+++ Data section +++

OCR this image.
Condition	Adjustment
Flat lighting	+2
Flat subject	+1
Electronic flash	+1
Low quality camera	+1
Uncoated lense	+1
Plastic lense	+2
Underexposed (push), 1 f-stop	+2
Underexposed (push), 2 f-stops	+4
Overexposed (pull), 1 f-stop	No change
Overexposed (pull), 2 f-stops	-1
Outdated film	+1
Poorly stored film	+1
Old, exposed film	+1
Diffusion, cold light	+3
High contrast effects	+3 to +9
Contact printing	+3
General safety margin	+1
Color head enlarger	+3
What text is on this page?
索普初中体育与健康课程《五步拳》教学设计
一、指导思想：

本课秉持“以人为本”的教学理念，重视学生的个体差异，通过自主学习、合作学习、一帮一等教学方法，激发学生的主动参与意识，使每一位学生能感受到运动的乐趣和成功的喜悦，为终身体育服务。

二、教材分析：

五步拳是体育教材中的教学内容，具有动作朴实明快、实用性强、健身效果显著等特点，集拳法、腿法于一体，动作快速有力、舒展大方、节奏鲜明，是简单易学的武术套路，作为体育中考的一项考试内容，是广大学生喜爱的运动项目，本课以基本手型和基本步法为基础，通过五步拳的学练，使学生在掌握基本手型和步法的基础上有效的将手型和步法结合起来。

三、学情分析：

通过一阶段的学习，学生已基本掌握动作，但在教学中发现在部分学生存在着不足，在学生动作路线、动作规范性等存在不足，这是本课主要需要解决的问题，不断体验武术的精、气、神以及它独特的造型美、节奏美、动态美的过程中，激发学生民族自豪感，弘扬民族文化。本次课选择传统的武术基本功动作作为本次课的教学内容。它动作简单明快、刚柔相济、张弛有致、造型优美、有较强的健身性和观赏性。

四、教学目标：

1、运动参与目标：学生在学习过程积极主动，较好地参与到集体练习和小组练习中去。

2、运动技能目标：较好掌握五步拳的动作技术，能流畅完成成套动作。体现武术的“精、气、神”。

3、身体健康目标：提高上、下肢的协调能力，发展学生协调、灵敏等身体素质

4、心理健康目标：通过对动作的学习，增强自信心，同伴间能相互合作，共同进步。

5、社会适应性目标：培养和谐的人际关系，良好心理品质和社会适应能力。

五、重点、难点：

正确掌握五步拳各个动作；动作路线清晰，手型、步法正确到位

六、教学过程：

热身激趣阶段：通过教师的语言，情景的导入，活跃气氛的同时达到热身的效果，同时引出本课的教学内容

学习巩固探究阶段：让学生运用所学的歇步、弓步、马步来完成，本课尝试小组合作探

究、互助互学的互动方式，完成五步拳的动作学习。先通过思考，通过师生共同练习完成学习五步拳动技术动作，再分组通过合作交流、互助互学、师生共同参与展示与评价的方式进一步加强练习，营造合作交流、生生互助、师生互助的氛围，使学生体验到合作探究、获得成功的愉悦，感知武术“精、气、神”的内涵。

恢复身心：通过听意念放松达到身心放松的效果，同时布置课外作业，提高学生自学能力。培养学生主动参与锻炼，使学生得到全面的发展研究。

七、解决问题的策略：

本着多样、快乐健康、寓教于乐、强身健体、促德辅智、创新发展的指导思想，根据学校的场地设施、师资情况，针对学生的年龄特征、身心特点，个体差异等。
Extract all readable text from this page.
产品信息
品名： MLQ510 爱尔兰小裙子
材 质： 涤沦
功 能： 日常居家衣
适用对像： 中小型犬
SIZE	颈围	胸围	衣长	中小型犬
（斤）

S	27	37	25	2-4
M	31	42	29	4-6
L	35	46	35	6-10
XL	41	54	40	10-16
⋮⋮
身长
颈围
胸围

+++

| Exercise directions |
Go through the material and copy out every line with "stops" in it.

| Final answer |
Underexposed (push), 2 f-stops	+4
Overexposed (pull), 2 f-stops	-1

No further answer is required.